- _BRIEF_
Copy out each line of the material below that holds the string "Summary".
___ PROVIDED DATA
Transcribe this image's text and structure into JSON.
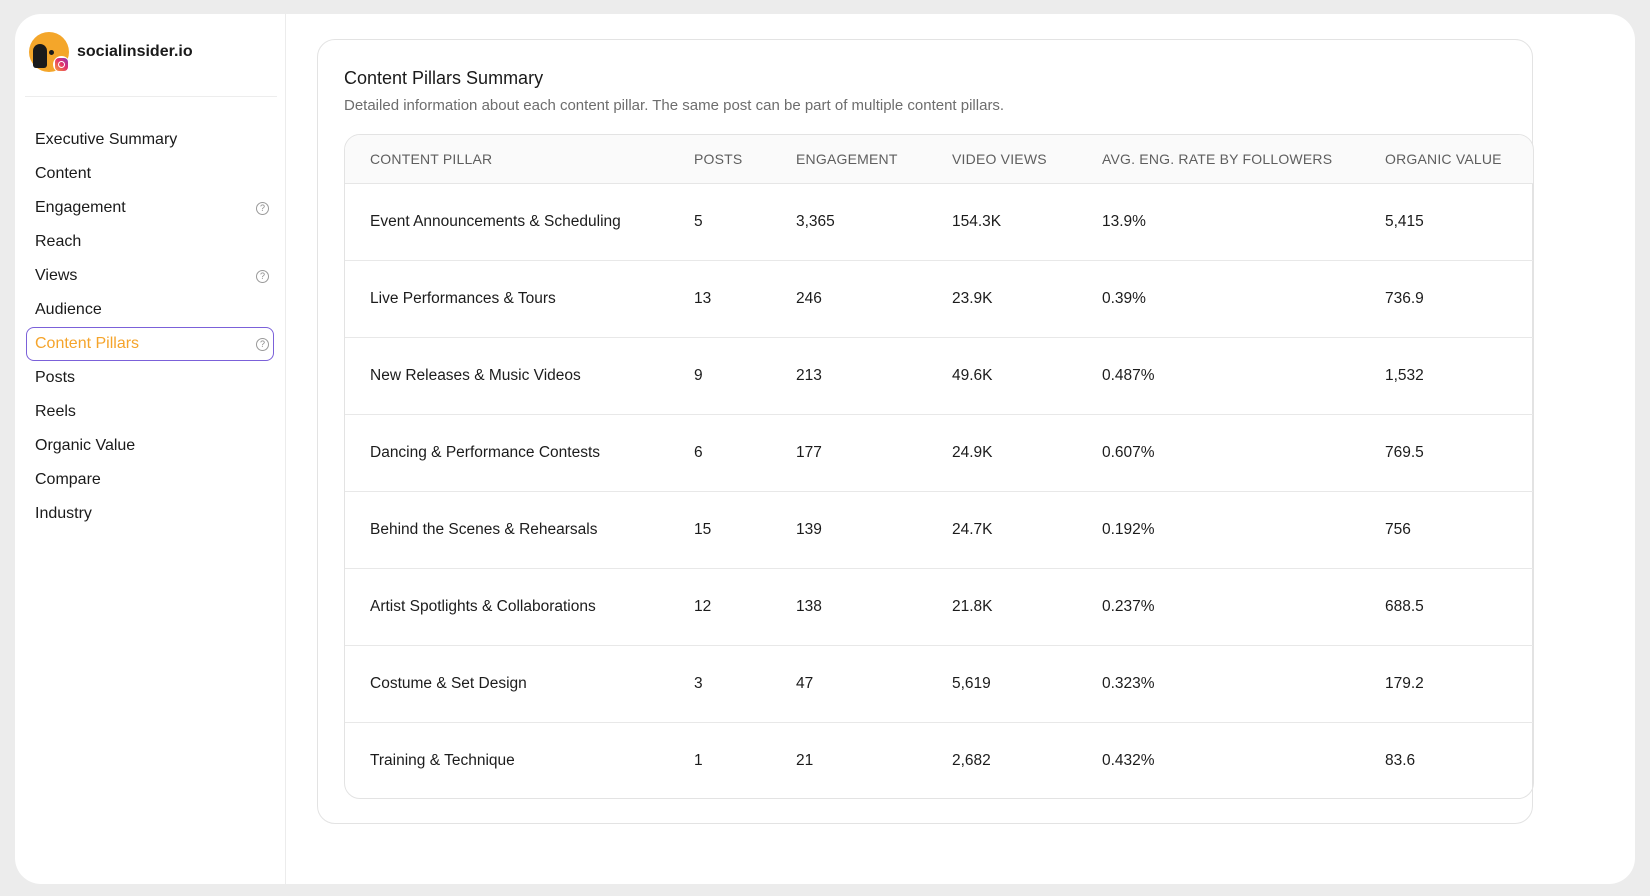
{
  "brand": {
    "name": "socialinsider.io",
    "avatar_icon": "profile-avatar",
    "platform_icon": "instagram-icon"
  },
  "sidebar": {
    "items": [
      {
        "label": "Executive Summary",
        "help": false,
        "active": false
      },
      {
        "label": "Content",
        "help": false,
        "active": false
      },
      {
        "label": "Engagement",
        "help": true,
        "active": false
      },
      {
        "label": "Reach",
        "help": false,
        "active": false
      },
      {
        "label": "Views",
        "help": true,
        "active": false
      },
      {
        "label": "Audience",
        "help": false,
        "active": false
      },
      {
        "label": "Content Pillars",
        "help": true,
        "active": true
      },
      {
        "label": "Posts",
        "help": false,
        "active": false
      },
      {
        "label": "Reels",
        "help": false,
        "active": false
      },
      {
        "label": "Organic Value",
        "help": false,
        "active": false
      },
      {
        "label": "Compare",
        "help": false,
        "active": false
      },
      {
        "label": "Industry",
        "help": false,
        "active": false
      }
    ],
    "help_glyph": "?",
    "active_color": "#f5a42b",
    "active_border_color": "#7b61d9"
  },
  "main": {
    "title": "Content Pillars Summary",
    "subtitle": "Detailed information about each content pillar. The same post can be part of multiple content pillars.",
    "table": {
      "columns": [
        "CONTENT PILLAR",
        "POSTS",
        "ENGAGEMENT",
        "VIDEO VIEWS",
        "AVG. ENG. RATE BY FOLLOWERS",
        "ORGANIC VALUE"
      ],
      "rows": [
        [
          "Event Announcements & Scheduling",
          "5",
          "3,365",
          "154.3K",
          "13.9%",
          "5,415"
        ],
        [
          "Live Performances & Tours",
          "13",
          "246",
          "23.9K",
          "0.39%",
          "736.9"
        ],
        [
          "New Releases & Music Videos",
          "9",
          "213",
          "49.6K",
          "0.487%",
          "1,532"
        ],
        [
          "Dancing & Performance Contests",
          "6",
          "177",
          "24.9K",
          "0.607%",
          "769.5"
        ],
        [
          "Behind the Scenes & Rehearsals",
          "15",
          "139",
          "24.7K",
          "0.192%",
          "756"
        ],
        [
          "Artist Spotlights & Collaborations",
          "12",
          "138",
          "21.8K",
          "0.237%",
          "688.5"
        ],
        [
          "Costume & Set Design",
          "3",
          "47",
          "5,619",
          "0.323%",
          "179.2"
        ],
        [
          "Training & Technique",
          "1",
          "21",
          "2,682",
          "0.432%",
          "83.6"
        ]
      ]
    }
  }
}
______
___ PROVIDED DATA
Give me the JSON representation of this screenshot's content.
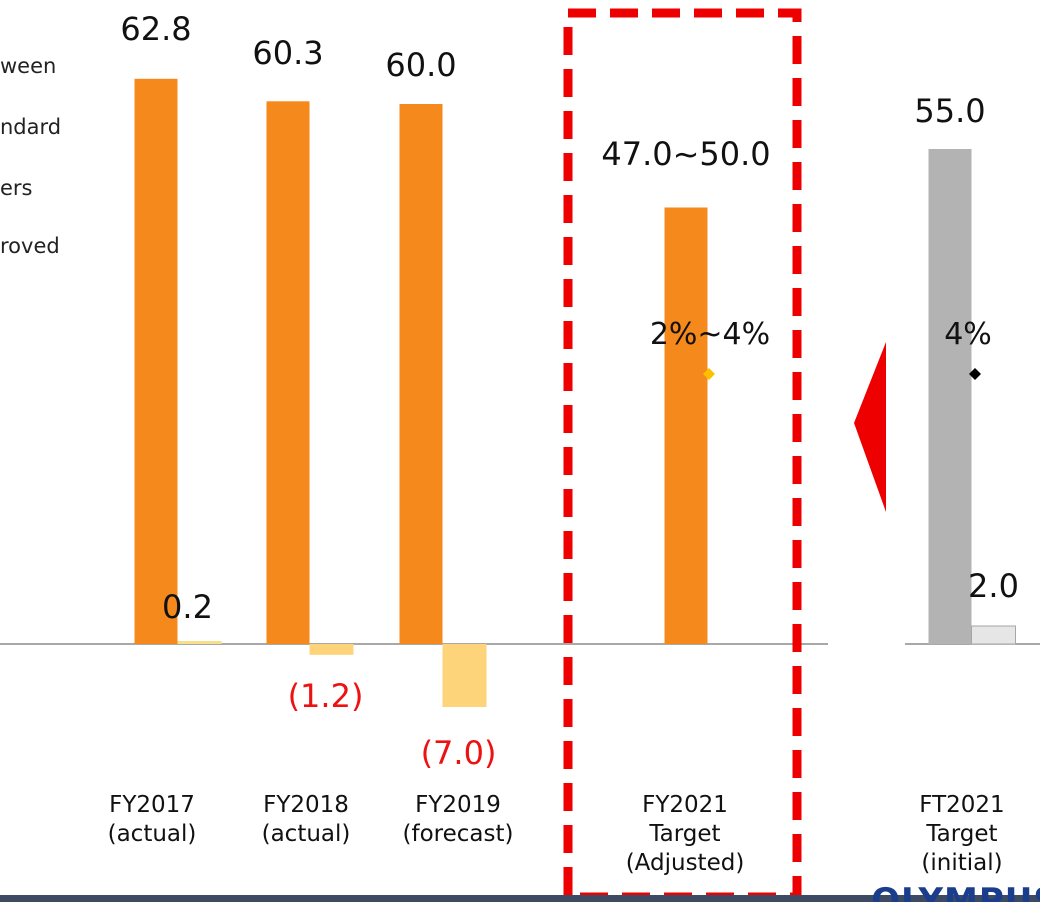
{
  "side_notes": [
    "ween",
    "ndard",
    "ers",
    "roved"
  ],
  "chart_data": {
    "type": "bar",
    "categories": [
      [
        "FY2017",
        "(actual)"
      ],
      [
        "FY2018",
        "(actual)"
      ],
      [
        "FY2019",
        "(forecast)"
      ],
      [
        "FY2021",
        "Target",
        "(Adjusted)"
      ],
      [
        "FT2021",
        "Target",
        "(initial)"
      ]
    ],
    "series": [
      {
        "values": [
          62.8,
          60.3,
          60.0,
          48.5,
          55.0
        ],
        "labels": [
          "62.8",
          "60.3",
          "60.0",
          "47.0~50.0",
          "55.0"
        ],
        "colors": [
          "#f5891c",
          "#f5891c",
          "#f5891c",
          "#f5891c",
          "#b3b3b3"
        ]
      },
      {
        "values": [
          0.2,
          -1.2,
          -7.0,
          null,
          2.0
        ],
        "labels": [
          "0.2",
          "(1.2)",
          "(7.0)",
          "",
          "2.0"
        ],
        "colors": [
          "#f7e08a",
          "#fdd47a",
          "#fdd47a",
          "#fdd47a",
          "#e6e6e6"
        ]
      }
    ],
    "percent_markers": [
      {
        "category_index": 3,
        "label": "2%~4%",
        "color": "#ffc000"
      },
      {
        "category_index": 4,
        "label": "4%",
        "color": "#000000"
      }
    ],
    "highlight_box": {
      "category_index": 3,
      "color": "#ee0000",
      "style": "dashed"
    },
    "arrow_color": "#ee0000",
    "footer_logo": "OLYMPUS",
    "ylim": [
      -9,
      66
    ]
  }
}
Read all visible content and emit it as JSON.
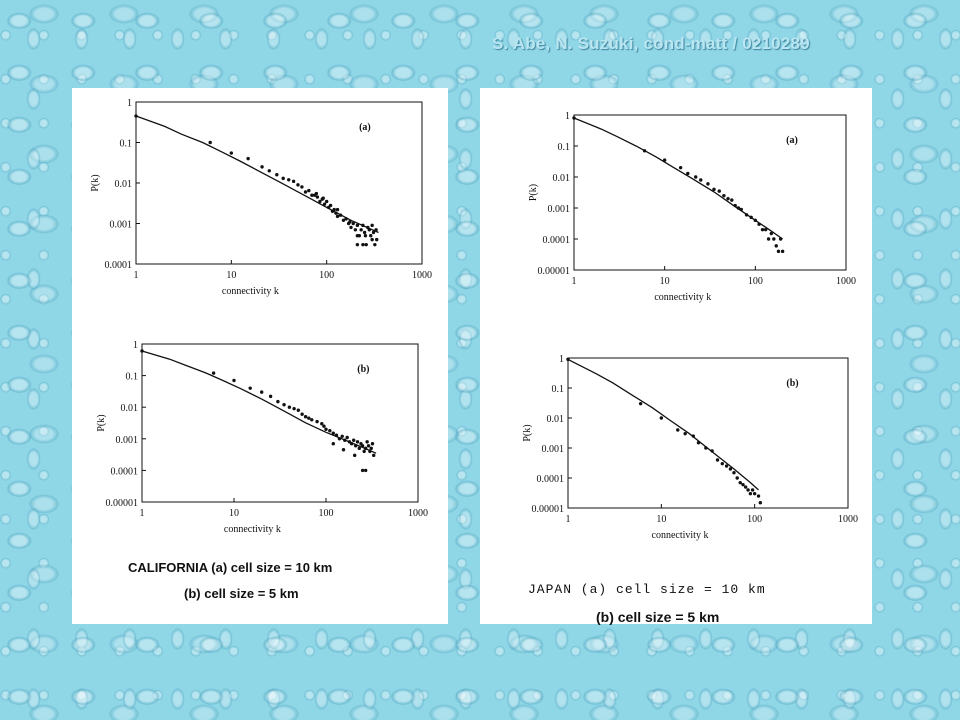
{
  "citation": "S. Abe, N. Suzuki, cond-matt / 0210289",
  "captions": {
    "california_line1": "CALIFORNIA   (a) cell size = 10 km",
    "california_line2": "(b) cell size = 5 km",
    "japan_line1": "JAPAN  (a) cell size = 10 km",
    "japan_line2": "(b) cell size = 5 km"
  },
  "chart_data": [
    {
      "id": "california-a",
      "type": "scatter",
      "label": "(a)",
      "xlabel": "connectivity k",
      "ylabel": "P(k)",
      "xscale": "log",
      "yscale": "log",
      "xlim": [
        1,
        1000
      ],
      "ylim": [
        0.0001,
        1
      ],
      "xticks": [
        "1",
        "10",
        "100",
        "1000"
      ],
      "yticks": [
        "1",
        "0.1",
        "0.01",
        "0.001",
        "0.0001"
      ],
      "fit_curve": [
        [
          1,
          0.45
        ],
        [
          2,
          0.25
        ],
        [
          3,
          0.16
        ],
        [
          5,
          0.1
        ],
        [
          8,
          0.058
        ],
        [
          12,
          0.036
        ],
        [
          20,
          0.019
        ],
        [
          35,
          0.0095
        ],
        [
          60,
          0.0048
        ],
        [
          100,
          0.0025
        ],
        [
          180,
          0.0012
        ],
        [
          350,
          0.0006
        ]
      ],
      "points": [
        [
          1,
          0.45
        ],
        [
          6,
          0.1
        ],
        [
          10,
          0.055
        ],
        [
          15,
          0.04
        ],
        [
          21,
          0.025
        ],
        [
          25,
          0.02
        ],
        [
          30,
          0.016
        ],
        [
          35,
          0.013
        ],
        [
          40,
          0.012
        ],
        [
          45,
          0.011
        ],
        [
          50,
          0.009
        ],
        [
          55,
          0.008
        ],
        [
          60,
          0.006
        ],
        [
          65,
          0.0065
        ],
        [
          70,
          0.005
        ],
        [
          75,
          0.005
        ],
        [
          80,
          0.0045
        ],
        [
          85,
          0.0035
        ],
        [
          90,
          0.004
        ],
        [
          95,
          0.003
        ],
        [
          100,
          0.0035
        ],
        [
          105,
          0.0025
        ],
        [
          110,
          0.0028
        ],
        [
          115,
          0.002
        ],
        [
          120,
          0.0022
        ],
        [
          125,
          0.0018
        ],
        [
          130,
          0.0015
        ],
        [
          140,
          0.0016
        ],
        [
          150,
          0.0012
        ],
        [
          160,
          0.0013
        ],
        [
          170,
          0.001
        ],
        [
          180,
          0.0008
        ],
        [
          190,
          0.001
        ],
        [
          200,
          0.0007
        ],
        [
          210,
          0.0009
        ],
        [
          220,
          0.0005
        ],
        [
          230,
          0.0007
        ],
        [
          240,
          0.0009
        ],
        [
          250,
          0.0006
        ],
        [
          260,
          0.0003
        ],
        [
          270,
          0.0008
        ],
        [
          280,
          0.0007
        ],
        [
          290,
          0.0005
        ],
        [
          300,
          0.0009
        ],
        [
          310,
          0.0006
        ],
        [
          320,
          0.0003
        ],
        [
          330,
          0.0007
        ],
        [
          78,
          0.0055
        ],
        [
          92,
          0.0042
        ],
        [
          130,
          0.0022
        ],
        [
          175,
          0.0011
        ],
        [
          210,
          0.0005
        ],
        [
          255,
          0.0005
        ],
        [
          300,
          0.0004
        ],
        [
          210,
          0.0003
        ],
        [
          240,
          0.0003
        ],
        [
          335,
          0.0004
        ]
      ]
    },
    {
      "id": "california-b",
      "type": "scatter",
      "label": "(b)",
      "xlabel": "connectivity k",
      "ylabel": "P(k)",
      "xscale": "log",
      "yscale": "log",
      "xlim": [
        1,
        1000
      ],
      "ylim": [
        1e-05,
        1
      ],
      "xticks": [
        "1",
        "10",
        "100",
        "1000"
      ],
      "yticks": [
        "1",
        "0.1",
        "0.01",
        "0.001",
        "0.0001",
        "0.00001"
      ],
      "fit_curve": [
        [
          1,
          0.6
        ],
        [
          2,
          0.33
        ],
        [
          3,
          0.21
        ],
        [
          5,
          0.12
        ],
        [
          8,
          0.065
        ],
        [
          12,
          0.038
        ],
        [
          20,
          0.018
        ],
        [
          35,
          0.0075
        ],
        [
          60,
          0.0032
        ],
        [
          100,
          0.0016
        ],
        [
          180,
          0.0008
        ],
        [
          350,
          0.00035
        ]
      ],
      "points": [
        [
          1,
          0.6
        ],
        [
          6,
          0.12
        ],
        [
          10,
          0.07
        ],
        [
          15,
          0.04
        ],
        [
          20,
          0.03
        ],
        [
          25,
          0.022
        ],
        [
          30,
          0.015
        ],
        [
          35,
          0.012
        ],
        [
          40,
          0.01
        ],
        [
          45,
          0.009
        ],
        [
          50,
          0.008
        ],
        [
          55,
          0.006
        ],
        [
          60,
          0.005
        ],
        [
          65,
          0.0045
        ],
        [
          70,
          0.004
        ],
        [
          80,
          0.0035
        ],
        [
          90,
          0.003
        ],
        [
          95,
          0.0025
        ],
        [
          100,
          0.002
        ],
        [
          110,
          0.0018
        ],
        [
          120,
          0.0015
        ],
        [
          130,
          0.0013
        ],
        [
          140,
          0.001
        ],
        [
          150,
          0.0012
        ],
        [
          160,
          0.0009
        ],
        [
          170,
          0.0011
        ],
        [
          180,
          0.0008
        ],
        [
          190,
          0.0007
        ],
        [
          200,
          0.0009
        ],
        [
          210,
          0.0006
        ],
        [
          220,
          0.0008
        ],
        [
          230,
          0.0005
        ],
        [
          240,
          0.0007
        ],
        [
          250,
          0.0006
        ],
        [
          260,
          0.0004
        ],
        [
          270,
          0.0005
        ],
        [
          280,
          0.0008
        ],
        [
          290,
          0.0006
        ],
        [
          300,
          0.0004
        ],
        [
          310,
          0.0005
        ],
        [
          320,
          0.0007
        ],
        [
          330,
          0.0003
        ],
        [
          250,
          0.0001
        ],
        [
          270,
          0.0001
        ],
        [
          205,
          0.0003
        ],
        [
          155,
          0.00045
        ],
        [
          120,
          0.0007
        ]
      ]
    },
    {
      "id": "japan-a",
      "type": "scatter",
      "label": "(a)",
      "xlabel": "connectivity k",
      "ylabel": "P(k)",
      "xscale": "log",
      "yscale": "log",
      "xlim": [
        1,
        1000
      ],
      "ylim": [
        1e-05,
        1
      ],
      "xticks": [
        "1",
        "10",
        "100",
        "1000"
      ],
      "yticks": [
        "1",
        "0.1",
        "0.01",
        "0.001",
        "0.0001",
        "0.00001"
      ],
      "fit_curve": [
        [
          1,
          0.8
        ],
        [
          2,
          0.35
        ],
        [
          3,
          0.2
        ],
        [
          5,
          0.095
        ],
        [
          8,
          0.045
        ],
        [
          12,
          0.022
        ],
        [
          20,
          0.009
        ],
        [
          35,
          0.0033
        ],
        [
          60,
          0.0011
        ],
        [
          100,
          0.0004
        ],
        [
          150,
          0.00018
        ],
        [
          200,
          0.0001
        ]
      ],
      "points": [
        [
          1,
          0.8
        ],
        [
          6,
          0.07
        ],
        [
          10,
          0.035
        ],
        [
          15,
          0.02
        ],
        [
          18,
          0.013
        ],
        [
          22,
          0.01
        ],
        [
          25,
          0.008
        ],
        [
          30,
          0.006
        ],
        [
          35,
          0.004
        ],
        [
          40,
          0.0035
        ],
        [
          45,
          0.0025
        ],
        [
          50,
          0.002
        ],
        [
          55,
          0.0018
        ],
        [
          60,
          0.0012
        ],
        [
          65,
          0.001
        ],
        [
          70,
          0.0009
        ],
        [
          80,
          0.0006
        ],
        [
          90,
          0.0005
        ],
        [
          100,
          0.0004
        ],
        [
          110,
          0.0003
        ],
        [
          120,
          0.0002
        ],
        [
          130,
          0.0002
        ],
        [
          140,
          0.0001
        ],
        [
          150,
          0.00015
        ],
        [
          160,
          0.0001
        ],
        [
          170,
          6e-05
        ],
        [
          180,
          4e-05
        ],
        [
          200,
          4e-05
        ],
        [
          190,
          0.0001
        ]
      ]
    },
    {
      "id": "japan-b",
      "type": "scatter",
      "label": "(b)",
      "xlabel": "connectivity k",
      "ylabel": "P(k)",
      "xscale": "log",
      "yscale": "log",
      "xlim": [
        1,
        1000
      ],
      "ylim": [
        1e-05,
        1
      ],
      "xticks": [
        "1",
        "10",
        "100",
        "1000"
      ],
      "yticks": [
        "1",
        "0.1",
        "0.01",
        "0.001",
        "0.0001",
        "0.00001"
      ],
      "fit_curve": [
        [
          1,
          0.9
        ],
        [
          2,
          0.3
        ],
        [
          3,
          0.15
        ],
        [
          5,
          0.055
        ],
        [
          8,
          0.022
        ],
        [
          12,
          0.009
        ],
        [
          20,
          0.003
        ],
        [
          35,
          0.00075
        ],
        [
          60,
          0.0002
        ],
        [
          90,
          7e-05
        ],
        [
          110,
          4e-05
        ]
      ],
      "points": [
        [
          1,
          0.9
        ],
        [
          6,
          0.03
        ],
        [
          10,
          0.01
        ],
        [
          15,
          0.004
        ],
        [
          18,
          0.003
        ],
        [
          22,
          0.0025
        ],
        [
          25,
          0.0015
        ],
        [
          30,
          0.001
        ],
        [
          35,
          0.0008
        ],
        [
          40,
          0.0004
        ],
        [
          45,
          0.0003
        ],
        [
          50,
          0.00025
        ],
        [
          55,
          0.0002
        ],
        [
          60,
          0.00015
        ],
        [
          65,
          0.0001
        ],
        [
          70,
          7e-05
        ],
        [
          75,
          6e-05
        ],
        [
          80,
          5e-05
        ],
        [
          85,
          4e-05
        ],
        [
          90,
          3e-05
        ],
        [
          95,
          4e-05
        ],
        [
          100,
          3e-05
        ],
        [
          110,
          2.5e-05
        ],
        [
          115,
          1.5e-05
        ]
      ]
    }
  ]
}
______
___ PROVIDED DATA
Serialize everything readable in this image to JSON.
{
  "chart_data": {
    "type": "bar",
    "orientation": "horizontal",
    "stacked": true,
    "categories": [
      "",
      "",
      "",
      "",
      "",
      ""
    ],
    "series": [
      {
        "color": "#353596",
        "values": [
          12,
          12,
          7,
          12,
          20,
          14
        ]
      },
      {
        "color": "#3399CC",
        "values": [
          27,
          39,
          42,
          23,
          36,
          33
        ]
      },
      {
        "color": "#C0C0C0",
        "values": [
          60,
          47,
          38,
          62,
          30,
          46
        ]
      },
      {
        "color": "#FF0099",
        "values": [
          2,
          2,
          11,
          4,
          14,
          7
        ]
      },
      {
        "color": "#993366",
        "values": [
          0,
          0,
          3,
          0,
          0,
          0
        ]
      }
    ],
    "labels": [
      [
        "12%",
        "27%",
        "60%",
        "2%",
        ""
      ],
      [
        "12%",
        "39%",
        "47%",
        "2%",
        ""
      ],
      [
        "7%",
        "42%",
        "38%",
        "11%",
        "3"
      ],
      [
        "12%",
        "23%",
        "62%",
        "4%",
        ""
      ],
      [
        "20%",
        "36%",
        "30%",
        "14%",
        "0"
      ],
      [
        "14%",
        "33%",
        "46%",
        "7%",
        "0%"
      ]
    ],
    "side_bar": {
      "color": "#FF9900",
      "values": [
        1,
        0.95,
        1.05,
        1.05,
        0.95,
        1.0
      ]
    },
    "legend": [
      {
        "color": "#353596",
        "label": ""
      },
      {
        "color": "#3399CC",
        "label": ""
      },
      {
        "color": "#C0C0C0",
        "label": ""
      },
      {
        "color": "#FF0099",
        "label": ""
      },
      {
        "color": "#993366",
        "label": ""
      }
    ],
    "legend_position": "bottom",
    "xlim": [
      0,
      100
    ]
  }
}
______
- _EXERCISE RESULT_
        "label": "Executive Summary",
    "title": "Content Pillars Summary",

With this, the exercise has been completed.